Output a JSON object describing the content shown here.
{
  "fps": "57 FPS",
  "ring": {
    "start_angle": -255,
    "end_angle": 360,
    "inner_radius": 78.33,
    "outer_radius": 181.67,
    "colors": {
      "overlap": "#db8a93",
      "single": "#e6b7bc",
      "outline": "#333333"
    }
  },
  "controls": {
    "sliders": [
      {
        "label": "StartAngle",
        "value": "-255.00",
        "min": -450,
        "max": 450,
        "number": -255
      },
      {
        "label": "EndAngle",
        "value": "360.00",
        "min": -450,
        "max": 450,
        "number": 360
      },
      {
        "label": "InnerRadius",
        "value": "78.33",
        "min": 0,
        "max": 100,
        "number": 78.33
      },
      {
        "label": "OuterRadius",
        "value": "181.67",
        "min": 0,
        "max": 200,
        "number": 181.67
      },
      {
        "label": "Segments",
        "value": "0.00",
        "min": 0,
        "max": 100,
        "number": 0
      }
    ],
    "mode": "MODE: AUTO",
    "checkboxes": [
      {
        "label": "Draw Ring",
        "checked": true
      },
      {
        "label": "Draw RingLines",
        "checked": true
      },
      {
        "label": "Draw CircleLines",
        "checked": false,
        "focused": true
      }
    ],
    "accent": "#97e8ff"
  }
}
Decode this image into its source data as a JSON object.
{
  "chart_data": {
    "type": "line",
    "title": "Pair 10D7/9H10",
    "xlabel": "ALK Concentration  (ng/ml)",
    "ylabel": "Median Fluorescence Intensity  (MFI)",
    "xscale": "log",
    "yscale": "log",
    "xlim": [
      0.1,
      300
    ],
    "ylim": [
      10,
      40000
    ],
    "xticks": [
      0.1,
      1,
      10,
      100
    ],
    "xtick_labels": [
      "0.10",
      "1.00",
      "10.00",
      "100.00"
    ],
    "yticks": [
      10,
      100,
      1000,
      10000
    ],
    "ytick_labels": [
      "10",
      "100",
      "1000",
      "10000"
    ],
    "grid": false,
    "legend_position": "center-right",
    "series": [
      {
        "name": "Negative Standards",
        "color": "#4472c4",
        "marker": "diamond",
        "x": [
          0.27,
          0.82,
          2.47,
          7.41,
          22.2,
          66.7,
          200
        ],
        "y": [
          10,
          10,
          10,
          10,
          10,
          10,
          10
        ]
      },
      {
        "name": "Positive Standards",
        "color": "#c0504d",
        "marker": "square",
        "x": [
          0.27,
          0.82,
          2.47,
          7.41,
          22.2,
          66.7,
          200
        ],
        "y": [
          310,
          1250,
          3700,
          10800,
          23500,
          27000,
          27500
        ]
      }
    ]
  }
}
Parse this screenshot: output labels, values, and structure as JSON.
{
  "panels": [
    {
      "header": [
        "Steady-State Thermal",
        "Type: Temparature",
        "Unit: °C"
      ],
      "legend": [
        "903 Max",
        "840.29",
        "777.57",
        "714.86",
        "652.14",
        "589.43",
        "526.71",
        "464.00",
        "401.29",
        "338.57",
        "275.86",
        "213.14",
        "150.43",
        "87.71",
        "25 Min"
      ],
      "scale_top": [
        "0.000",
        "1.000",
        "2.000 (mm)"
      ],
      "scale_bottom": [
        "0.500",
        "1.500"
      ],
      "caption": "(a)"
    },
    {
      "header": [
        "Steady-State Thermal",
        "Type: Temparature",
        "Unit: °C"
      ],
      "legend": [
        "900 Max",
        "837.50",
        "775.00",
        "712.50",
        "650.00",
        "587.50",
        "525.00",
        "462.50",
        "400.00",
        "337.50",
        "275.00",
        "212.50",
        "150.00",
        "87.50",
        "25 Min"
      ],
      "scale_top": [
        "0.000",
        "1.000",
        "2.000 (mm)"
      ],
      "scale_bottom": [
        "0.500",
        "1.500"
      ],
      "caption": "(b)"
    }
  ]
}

GOAL » Using the records above, copy every line that has the word "Draw" in it.

EXERCISE RESULT »
        "label": "Draw Ring",
        "label": "Draw RingLines",
        "label": "Draw CircleLines",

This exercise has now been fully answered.